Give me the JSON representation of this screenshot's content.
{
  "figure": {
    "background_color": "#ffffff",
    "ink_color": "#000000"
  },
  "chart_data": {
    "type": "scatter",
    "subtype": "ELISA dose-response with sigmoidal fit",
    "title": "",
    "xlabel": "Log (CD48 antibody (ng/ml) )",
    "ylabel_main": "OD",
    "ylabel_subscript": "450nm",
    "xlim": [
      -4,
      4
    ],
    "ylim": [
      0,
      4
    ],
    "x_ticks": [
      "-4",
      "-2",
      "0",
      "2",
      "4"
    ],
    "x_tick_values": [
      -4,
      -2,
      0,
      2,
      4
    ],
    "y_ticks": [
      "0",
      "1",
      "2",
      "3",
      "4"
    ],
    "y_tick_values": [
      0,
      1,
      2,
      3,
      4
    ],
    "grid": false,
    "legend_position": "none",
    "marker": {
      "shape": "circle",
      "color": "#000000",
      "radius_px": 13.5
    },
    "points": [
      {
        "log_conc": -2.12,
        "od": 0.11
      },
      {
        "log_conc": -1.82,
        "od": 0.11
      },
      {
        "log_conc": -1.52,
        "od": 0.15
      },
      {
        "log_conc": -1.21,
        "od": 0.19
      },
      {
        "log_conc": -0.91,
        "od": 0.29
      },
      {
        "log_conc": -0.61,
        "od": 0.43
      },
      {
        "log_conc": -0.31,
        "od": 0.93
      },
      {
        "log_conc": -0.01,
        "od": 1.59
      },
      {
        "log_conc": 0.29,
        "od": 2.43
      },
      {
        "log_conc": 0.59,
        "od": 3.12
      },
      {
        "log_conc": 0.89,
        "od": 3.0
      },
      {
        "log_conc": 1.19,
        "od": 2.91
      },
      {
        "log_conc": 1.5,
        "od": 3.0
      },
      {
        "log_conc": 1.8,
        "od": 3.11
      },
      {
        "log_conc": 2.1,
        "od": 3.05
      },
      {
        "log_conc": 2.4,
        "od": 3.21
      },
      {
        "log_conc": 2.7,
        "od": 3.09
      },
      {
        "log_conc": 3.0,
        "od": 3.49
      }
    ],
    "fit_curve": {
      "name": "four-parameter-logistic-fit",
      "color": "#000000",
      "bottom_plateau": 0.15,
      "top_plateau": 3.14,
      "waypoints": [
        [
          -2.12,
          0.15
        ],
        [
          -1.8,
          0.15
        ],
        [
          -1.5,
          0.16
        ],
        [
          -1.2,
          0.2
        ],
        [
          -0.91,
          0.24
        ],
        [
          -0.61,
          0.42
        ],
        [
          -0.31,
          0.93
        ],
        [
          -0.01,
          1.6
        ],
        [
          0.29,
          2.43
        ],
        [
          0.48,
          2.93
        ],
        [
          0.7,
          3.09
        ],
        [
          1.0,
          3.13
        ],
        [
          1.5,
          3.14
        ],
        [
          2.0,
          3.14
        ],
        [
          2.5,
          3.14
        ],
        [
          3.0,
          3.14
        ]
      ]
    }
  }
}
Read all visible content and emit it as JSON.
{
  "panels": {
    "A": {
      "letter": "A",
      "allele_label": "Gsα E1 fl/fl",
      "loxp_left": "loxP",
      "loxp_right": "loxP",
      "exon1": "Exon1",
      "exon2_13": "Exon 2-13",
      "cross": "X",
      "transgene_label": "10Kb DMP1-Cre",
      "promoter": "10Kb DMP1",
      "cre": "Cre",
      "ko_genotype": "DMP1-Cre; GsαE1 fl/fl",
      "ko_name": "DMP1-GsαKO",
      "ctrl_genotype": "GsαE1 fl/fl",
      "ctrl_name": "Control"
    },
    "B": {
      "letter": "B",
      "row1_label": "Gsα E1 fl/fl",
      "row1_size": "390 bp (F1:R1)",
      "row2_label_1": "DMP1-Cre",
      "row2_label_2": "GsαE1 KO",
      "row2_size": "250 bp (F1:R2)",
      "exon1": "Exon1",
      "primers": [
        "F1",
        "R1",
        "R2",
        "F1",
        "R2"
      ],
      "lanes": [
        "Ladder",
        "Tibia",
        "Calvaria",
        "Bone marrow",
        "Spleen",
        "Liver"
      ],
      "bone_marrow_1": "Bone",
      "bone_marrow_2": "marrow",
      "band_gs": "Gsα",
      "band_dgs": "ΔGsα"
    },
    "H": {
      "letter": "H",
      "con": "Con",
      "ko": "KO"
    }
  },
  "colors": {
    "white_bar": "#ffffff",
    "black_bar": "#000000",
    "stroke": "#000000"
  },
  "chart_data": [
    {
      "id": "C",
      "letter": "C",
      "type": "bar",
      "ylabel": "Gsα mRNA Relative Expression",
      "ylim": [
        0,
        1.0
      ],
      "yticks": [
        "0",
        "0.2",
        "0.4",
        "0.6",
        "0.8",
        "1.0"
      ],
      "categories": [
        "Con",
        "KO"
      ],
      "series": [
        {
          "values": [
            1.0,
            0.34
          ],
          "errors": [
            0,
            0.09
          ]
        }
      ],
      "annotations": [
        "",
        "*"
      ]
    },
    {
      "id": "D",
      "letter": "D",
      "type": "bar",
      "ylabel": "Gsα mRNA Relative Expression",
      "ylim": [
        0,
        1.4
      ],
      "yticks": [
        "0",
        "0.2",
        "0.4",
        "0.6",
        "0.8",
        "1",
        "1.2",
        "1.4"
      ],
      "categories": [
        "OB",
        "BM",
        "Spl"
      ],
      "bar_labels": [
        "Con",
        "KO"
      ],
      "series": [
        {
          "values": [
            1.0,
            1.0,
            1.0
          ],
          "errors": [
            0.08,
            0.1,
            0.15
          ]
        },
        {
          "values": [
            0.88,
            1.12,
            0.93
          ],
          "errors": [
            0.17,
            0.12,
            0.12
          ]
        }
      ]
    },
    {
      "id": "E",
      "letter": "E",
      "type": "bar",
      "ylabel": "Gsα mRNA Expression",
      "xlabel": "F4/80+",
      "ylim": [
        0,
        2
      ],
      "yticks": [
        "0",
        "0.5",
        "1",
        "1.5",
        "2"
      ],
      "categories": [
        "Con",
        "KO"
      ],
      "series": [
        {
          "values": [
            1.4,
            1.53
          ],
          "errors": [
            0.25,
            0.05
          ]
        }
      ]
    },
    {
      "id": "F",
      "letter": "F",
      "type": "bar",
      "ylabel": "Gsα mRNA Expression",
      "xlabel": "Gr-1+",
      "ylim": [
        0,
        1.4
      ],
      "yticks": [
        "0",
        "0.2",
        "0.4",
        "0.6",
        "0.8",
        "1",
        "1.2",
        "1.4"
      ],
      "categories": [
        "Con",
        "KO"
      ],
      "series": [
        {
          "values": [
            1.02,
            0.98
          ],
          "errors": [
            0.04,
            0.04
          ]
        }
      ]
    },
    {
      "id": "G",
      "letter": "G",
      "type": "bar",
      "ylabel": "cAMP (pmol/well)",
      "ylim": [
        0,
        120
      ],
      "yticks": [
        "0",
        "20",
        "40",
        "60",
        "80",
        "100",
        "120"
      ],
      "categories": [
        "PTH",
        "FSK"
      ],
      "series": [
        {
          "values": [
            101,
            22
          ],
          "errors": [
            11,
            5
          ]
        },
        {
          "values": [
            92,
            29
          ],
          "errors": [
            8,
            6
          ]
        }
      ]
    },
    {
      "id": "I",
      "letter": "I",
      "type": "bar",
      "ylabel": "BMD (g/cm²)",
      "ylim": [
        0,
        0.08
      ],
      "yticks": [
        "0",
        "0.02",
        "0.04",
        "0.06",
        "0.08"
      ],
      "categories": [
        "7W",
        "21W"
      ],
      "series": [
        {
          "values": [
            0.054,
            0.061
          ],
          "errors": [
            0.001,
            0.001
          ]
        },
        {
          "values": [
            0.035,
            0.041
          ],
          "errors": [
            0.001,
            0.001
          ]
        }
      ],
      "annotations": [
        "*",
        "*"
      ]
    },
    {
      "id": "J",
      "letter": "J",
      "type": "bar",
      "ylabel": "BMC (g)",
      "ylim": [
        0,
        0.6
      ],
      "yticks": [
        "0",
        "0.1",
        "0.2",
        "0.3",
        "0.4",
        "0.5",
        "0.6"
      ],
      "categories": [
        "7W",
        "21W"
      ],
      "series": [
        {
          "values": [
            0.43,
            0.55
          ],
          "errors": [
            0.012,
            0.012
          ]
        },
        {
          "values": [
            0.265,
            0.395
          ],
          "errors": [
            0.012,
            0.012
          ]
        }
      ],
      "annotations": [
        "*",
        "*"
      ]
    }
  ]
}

▶ **Directions for this task**: A complete answer lists each line of the data that holds the word "xlabel".

▶ **Answer section**:
    "xlabel": "Log (CD48 antibody (ng/ml) )",
      "xlabel": "F4/80+",
      "xlabel": "Gr-1+",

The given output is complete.